- [Task description]: Rewrite the records from the line with "category-label: Unsure /" up to and including the line with "category-label: Limiting civil", swapping "Combatting" for "Combating" and leaving everything else unchanged.

- [Given entries]:

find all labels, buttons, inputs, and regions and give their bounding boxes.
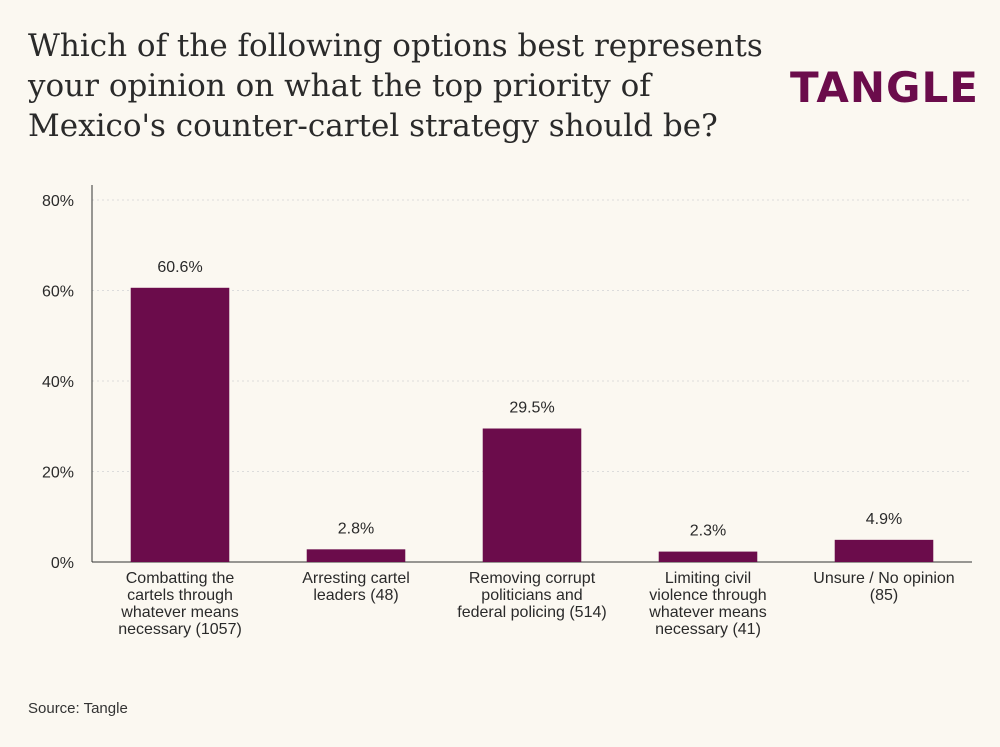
category-label: Unsure / No opinion (85): [813, 570, 954, 604]
source-note: Source: Tangle: [28, 700, 128, 717]
data-label: 29.5%: [509, 400, 554, 417]
category-label-line: politicians and: [481, 587, 582, 604]
category-label: Combatting the cartels through whatever me…: [118, 570, 242, 638]
category-label-line: Combatting the: [126, 570, 235, 587]
tangle-logo: TANGLE: [790, 63, 979, 112]
category-labels: Combatting the cartels through whatever me…: [118, 570, 955, 638]
category-label-line: necessary (1057): [118, 621, 242, 638]
data-labels: 60.6% 2.8% 29.5% 2.3% 4.9%: [157, 259, 902, 540]
category-label-line: Removing corrupt: [469, 570, 596, 587]
category-label: Removing corrupt politicians and federal p…: [457, 570, 606, 621]
category-label-line: Arresting cartel: [302, 570, 410, 587]
category-label-line: Limiting civil: [665, 570, 751, 587]
category-label-line: leaders (48): [313, 587, 398, 604]
y-tick-label: 40%: [42, 374, 74, 391]
category-label-line: cartels through: [127, 587, 233, 604]
category-label: Limiting civil violence through whatever m…: [648, 570, 766, 638]
y-tick-label: 0%: [51, 555, 74, 572]
category-label-line: whatever means: [648, 604, 766, 621]
bar: [834, 539, 934, 562]
category-label-line: Unsure / No opinion: [813, 570, 954, 587]
bars: [130, 287, 934, 562]
category-label: Arresting cartel leaders (48): [302, 570, 410, 604]
y-tick-label: 20%: [42, 465, 74, 482]
bar-chart: 0% 20% 40% 60% 80% 60.6% 2.8% 29.5% 2.3% 4.9% Co…: [42, 185, 972, 638]
category-label-line: federal policing (514): [457, 604, 606, 621]
y-tick-label: 80%: [42, 193, 74, 210]
category-label-line: necessary (41): [655, 621, 761, 638]
bar: [130, 287, 230, 562]
bar: [482, 428, 582, 562]
data-label: 4.9%: [866, 511, 902, 528]
bar: [658, 551, 758, 562]
category-label-line: violence through: [649, 587, 766, 604]
category-label-line: (85): [870, 587, 898, 604]
data-label: 2.3%: [690, 523, 726, 540]
chart-title: Which of the following options best repr…: [28, 28, 763, 144]
data-label: 2.8%: [338, 520, 374, 537]
data-label: 60.6%: [157, 259, 202, 276]
y-tick-label: 60%: [42, 284, 74, 301]
category-label-line: whatever means: [120, 604, 238, 621]
bar: [306, 549, 406, 562]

- [Answer]:
category-label: Unsure / No opinion (85): [813, 570, 954, 604]
source-note: Source: Tangle: [28, 700, 128, 717]
data-label: 29.5%: [509, 400, 554, 417]
category-label-line: politicians and: [481, 587, 582, 604]
category-label: Combating the cartels through whatever me…: [118, 570, 242, 638]
category-label-line: Combating the: [126, 570, 235, 587]
tangle-logo: TANGLE: [790, 63, 979, 112]
category-labels: Combating the cartels through whatever me…: [118, 570, 955, 638]
category-label-line: necessary (1057): [118, 621, 242, 638]
data-labels: 60.6% 2.8% 29.5% 2.3% 4.9%: [157, 259, 902, 540]
category-label-line: Removing corrupt: [469, 570, 596, 587]
category-label: Removing corrupt politicians and federal p…: [457, 570, 606, 621]
category-label-line: Arresting cartel: [302, 570, 410, 587]
category-label-line: Limiting civil: [665, 570, 751, 587]
category-label-line: leaders (48): [313, 587, 398, 604]
y-tick-label: 40%: [42, 374, 74, 391]
category-label-line: cartels through: [127, 587, 233, 604]
category-label: Limiting civil violence through whatever m…: [648, 570, 766, 638]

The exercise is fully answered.